-- start of Data rows --
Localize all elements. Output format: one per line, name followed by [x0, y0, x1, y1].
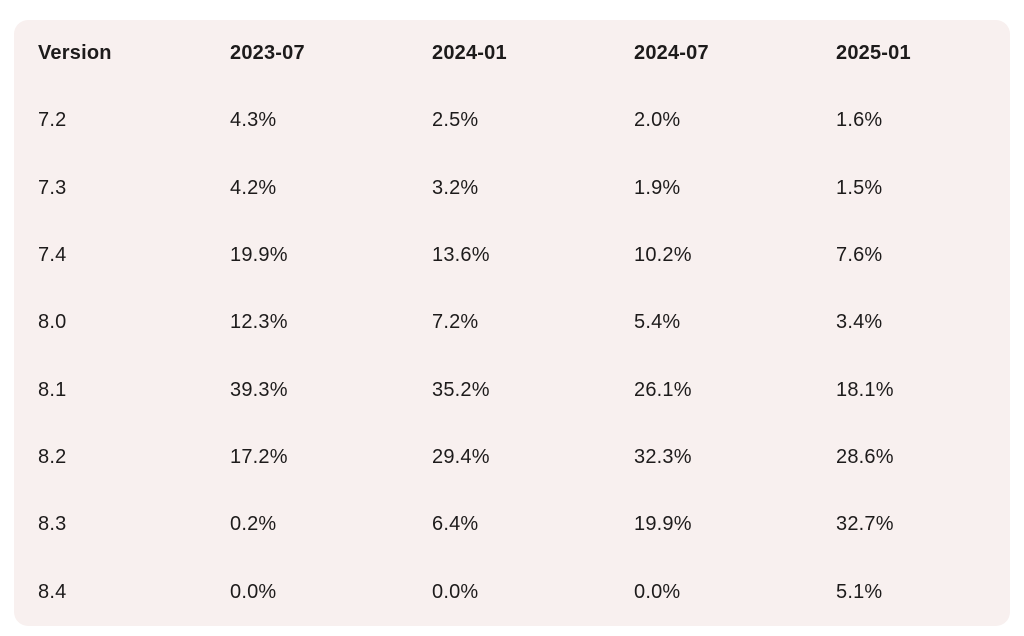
share-cell: 35.2% [432, 378, 490, 401]
version-cell: 8.1 [38, 378, 67, 401]
share-cell: 28.6% [836, 446, 894, 469]
share-cell: 5.4% [634, 311, 681, 334]
share-cell: 32.7% [836, 513, 894, 536]
share-cell: 39.3% [230, 378, 288, 401]
column-header-2023-07: 2023-07 [230, 42, 305, 64]
version-share-table: Version 2023-07 2024-01 2024-07 2025-01 … [38, 20, 986, 626]
share-cell: 3.2% [432, 176, 479, 199]
version-cell: 7.4 [38, 243, 67, 266]
share-cell: 32.3% [634, 446, 692, 469]
version-cell: 7.2 [38, 109, 67, 132]
table-row: 8.0 12.3% 7.2% 5.4% 3.4% [38, 289, 986, 356]
share-cell: 5.1% [836, 580, 883, 603]
share-cell: 1.5% [836, 176, 883, 199]
share-cell: 2.5% [432, 109, 479, 132]
column-header-2024-01: 2024-01 [432, 42, 507, 64]
share-cell: 19.9% [634, 513, 692, 536]
share-cell: 4.3% [230, 109, 277, 132]
table-row: 7.2 4.3% 2.5% 2.0% 1.6% [38, 87, 986, 154]
share-cell: 29.4% [432, 446, 490, 469]
share-cell: 0.0% [634, 580, 681, 603]
table-row: 7.4 19.9% 13.6% 10.2% 7.6% [38, 222, 986, 289]
table-row: 8.3 0.2% 6.4% 19.9% 32.7% [38, 491, 986, 558]
table-row: 7.3 4.2% 3.2% 1.9% 1.5% [38, 154, 986, 221]
table-row: 8.1 39.3% 35.2% 26.1% 18.1% [38, 357, 986, 424]
version-cell: 8.0 [38, 311, 67, 334]
share-cell: 19.9% [230, 243, 288, 266]
share-cell: 0.0% [432, 580, 479, 603]
share-cell: 7.2% [432, 311, 479, 334]
table-row: 8.4 0.0% 0.0% 0.0% 5.1% [38, 559, 986, 626]
share-cell: 13.6% [432, 243, 490, 266]
share-cell: 12.3% [230, 311, 288, 334]
column-header-version: Version [38, 42, 112, 64]
share-cell: 1.9% [634, 176, 681, 199]
column-header-2025-01: 2025-01 [836, 42, 911, 64]
version-cell: 8.3 [38, 513, 67, 536]
share-cell: 0.0% [230, 580, 277, 603]
share-cell: 3.4% [836, 311, 883, 334]
share-cell: 7.6% [836, 243, 883, 266]
share-cell: 2.0% [634, 109, 681, 132]
share-cell: 17.2% [230, 446, 288, 469]
share-cell: 1.6% [836, 109, 883, 132]
version-cell: 8.2 [38, 446, 67, 469]
share-cell: 6.4% [432, 513, 479, 536]
version-cell: 7.3 [38, 176, 67, 199]
share-cell: 26.1% [634, 378, 692, 401]
share-cell: 0.2% [230, 513, 277, 536]
version-share-table-card: Version 2023-07 2024-01 2024-07 2025-01 … [14, 20, 1010, 626]
table-header-row: Version 2023-07 2024-01 2024-07 2025-01 [38, 20, 986, 87]
share-cell: 18.1% [836, 378, 894, 401]
share-cell: 4.2% [230, 176, 277, 199]
table-row: 8.2 17.2% 29.4% 32.3% 28.6% [38, 424, 986, 491]
share-cell: 10.2% [634, 243, 692, 266]
column-header-2024-07: 2024-07 [634, 42, 709, 64]
version-cell: 8.4 [38, 580, 67, 603]
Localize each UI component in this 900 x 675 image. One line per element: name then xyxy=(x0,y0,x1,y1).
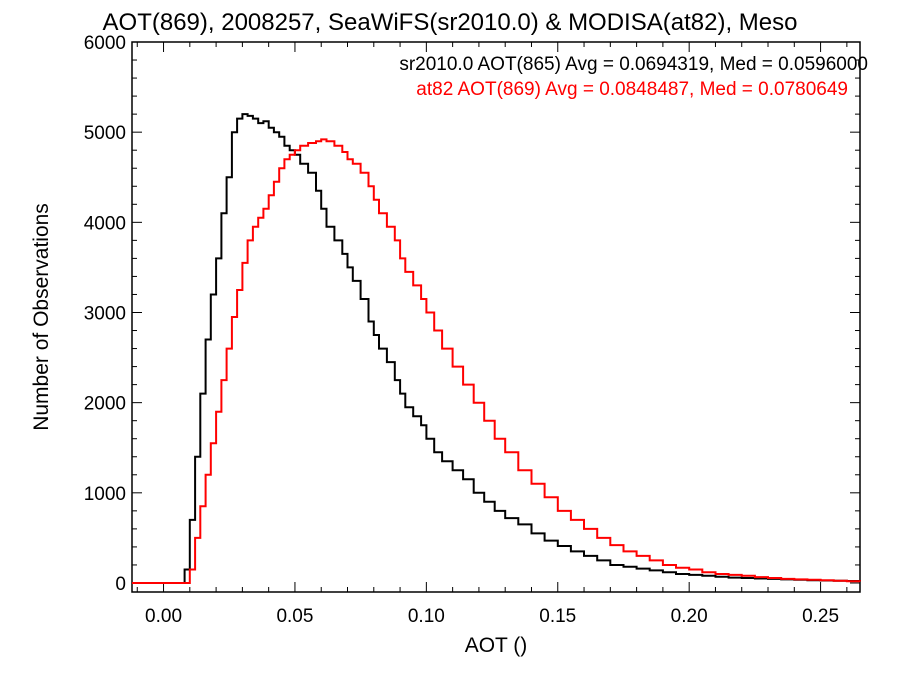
series-at82-line xyxy=(132,138,861,584)
y-tick-label: 0 xyxy=(115,574,126,595)
x-tick-label: 0.00 xyxy=(145,606,182,627)
series-layer xyxy=(132,113,861,584)
chart-title: AOT(869), 2008257, SeaWiFS(sr2010.0) & M… xyxy=(103,9,798,36)
legend-entry-sr2010: sr2010.0 AOT(865) Avg = 0.0694319, Med =… xyxy=(399,54,868,75)
x-tick-label: 0.20 xyxy=(671,606,708,627)
series-sr2010-line xyxy=(132,113,861,584)
x-tick-label: 0.25 xyxy=(802,606,839,627)
x-tick-label: 0.05 xyxy=(276,606,313,627)
y-tick-label: 4000 xyxy=(84,213,126,234)
x-tick-label: 0.15 xyxy=(539,606,576,627)
y-tick-label: 5000 xyxy=(84,123,126,144)
y-tick-label: 6000 xyxy=(84,33,126,54)
plot-frame xyxy=(131,41,861,593)
legend: sr2010.0 AOT(865) Avg = 0.0694319, Med =… xyxy=(399,54,868,100)
legend-entry-at82: at82 AOT(869) Avg = 0.0848487, Med = 0.0… xyxy=(416,79,848,100)
y-tick-label: 1000 xyxy=(84,484,126,505)
y-tick-label: 2000 xyxy=(84,394,126,415)
x-axis: 0.00 0.05 0.10 0.15 0.20 0.25 xyxy=(136,42,848,627)
x-axis-label: AOT () xyxy=(465,634,528,657)
y-axis-label: Number of Observations xyxy=(30,203,53,431)
y-axis: 0 1000 2000 3000 4000 5000 6000 xyxy=(84,33,860,595)
y-tick-label: 3000 xyxy=(84,303,126,324)
x-tick-label: 0.10 xyxy=(408,606,445,627)
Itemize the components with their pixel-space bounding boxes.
-- end of Data rows --
Stated task: Copy the lines from the listing verbatim, beginning at the line that contains "series-at82-line xyxy=(132,138,861,584)" and stopping after the line that contains "series-sr2010-line xyxy=(132,113,861,584)".

Result for this task:
series-at82-line xyxy=(132,138,861,584)
y-tick-label: 0 xyxy=(115,574,126,595)
x-tick-label: 0.00 xyxy=(145,606,182,627)
series-layer xyxy=(132,113,861,584)
chart-title: AOT(869), 2008257, SeaWiFS(sr2010.0) & M… xyxy=(103,9,798,36)
legend-entry-sr2010: sr2010.0 AOT(865) Avg = 0.0694319, Med =… xyxy=(399,54,868,75)
x-tick-label: 0.20 xyxy=(671,606,708,627)
series-sr2010-line xyxy=(132,113,861,584)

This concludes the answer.